Items from a dataset:
— START —

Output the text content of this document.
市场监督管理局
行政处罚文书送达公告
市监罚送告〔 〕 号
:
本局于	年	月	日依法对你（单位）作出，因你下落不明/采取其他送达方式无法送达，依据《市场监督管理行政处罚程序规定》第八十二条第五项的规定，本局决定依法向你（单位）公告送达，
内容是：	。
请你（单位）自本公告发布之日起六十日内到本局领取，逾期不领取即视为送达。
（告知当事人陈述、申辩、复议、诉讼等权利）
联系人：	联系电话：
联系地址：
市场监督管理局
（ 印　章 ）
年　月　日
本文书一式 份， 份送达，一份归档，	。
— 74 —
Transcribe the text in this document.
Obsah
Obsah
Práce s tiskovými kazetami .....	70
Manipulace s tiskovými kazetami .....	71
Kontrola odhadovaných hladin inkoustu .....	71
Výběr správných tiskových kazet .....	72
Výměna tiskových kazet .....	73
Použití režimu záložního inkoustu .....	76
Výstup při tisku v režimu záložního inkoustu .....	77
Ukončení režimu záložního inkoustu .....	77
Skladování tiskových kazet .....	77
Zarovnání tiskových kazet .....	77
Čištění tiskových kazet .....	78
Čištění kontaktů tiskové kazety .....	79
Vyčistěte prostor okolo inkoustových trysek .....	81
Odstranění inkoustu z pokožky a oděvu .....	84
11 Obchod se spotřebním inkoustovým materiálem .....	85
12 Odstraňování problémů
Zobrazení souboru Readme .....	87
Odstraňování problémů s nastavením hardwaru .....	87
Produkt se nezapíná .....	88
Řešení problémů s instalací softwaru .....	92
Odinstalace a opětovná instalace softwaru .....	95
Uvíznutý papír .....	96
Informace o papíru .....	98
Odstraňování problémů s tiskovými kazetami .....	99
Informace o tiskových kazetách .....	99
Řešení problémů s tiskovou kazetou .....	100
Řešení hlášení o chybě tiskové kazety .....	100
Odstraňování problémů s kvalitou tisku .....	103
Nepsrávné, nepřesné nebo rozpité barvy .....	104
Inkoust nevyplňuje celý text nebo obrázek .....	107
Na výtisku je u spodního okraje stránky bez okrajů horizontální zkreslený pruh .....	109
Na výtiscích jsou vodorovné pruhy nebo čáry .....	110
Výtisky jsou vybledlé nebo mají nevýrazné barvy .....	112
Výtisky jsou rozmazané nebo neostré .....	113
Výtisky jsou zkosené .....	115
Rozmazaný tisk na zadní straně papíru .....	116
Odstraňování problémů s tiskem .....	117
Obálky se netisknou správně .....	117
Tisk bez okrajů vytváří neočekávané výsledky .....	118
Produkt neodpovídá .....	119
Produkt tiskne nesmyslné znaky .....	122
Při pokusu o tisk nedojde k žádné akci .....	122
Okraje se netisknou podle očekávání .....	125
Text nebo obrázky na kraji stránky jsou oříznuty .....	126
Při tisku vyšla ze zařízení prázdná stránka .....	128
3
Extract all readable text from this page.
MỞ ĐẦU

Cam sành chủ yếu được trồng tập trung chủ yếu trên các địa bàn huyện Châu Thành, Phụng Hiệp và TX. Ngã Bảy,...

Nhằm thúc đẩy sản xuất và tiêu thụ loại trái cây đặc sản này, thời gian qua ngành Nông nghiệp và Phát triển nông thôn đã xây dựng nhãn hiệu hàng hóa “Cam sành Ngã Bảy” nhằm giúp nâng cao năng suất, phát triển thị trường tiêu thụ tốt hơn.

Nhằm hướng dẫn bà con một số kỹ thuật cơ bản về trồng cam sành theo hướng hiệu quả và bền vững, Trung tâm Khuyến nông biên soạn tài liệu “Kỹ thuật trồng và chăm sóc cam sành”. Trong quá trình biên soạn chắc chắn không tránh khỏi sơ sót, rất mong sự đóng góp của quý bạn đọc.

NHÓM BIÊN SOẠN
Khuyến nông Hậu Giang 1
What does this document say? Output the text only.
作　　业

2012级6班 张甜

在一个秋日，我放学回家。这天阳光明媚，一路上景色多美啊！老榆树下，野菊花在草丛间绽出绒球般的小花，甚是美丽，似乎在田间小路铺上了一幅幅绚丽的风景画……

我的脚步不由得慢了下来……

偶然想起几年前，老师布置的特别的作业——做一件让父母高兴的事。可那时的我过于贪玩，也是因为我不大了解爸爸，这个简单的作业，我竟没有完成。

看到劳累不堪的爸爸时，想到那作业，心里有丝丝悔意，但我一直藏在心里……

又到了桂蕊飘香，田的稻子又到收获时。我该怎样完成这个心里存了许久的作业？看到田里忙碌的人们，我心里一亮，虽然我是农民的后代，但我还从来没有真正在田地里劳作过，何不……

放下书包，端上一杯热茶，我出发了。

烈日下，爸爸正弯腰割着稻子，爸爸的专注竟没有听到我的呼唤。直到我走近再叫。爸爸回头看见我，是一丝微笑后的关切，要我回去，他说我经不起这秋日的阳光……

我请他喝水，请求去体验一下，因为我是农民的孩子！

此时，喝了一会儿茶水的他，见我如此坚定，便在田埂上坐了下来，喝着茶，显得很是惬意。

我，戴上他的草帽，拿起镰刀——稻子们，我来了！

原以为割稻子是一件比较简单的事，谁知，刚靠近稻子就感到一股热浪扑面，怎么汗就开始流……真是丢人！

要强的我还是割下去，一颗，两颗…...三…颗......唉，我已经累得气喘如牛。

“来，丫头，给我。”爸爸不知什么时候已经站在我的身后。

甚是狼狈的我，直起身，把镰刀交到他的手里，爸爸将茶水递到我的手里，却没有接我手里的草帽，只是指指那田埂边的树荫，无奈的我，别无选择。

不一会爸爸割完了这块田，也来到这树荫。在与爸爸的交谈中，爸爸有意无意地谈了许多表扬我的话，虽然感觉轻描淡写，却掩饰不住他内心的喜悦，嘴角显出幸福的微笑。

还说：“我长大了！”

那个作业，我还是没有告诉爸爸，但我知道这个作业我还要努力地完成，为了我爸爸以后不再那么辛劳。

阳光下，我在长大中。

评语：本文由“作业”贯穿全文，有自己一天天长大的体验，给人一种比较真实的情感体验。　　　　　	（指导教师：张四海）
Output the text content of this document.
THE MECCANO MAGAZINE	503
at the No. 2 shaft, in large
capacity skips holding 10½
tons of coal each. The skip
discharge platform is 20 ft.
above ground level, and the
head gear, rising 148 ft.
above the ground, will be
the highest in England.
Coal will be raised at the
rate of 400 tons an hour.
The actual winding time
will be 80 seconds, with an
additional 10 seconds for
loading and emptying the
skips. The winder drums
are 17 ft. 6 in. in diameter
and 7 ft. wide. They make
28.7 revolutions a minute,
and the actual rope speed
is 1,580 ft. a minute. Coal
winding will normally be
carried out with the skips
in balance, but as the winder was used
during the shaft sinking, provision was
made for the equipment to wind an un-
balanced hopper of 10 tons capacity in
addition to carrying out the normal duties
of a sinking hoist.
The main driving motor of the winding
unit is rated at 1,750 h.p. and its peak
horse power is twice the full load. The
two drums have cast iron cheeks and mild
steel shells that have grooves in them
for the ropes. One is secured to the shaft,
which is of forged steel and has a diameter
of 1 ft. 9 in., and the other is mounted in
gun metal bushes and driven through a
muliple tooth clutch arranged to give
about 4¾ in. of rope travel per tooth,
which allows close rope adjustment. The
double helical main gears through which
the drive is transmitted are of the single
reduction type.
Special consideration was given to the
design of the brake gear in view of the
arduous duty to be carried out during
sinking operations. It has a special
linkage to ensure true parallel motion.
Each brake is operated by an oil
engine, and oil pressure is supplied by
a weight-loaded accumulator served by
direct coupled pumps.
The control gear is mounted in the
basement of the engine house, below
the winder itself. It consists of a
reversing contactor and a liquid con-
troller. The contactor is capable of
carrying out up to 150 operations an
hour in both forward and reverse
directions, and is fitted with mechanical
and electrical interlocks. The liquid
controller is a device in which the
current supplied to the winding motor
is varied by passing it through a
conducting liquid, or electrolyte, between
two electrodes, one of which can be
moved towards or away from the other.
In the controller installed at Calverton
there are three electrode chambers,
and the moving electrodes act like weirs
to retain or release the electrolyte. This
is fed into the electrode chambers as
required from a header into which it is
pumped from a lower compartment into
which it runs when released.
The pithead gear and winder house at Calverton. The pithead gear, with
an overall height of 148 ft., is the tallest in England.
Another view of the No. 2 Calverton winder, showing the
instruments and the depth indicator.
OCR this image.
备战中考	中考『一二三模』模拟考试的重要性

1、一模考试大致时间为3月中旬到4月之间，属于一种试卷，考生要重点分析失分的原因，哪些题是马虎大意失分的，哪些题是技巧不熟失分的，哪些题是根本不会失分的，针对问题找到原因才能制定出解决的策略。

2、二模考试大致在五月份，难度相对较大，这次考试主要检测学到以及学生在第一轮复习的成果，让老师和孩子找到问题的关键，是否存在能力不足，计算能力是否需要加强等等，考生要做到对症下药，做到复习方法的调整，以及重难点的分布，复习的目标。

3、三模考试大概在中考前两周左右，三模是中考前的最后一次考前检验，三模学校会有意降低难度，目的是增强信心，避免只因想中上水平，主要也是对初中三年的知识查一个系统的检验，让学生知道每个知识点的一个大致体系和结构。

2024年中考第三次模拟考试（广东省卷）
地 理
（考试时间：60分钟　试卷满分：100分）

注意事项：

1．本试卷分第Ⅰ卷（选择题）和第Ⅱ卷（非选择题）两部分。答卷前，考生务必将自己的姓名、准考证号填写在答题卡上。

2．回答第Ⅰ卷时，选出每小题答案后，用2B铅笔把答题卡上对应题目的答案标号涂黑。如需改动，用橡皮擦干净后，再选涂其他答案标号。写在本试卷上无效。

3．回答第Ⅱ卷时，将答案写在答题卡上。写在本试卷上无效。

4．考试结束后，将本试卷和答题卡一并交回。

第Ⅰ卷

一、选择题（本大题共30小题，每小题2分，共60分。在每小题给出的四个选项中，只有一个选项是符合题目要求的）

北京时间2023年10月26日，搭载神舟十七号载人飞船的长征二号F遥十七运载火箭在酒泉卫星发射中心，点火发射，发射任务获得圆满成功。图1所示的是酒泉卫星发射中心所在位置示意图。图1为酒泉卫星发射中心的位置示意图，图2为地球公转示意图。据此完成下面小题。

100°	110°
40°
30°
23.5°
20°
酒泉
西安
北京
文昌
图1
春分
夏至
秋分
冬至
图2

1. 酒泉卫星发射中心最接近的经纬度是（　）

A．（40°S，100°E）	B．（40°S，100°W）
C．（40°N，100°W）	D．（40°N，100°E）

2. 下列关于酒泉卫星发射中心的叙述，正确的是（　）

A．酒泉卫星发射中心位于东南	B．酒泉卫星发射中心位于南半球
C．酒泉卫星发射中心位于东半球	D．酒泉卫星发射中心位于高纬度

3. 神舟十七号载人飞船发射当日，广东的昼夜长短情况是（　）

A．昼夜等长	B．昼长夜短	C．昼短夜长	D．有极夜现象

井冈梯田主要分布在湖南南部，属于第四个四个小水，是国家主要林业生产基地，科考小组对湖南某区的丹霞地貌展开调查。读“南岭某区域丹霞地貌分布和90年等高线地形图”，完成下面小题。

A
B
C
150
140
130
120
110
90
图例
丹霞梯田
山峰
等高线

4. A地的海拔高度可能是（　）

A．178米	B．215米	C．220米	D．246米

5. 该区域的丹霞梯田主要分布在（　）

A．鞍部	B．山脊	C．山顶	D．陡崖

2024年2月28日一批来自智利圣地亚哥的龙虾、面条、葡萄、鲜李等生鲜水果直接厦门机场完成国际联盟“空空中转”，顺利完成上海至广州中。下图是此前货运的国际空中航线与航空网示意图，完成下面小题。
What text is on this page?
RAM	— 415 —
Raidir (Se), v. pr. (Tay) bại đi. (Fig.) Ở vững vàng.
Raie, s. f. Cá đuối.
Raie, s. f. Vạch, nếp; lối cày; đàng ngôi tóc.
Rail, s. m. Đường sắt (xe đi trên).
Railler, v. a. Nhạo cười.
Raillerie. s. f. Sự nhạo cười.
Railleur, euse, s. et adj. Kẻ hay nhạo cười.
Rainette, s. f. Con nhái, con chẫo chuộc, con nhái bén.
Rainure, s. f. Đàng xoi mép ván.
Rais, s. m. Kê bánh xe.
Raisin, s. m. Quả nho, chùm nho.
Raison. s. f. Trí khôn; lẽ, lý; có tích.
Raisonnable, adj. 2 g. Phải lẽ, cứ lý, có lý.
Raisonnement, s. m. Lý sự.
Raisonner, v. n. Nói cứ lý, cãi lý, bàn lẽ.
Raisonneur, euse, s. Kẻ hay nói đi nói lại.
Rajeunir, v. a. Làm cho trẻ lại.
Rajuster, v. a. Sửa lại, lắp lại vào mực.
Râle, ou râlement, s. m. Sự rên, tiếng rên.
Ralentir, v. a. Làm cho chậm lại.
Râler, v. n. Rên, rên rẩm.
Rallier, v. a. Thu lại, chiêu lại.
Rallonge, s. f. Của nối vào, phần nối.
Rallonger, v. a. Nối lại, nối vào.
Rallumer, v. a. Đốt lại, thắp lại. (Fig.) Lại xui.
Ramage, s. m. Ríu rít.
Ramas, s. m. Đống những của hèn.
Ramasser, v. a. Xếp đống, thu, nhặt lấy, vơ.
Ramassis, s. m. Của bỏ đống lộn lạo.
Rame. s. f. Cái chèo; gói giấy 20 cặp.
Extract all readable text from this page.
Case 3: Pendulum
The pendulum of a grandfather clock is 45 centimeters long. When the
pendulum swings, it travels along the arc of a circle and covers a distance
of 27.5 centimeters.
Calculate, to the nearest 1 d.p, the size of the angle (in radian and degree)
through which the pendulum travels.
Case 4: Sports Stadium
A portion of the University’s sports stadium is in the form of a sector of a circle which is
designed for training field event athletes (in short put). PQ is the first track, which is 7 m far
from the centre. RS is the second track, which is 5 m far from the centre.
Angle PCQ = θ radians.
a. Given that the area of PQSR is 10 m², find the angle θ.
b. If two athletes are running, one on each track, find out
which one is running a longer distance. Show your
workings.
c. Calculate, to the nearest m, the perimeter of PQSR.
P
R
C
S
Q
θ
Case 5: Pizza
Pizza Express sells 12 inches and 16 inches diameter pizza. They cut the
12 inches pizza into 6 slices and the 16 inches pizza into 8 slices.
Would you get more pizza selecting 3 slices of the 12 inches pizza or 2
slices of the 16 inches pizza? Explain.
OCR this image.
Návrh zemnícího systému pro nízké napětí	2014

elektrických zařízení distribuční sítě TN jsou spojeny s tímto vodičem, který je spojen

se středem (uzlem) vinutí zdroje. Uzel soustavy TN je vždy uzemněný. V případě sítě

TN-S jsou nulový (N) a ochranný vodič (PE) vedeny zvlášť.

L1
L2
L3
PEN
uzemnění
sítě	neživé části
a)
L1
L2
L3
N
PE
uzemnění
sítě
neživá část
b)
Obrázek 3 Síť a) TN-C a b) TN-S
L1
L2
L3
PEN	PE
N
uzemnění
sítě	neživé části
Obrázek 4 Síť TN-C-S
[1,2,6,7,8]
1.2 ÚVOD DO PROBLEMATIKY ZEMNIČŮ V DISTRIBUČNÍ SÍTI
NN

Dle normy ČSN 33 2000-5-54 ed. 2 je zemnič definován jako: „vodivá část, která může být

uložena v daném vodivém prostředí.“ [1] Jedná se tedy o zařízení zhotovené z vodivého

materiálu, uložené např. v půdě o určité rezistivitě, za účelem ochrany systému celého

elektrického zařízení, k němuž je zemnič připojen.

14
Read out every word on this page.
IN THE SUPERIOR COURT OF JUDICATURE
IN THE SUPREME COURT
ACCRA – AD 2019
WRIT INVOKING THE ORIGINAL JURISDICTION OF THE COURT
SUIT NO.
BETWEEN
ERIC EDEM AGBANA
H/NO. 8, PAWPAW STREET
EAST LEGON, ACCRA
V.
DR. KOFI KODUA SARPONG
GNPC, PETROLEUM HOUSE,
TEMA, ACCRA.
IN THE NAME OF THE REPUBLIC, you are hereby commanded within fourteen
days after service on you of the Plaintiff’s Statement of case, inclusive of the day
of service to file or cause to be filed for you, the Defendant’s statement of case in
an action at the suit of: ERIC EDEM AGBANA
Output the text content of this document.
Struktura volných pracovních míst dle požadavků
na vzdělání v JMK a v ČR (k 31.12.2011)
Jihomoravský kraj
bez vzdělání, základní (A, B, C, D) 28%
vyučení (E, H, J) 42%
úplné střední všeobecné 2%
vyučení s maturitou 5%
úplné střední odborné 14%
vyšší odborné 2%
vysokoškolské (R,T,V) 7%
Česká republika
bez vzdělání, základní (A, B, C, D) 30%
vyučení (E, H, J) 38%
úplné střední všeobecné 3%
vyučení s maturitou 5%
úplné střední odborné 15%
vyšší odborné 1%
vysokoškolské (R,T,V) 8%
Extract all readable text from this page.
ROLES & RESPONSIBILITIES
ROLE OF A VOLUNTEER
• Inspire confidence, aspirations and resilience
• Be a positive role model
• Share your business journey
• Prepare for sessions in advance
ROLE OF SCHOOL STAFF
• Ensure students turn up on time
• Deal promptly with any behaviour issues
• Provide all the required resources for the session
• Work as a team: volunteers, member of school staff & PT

— END —

● Work to be completed:
Where a line in the entries holds "cười", copy that line.

● Response to the exercise:
Railler, v. a. Nhạo cười.
Raillerie. s. f. Sự nhạo cười.
Railleur, euse, s. et adj. Kẻ hay nhạo cười.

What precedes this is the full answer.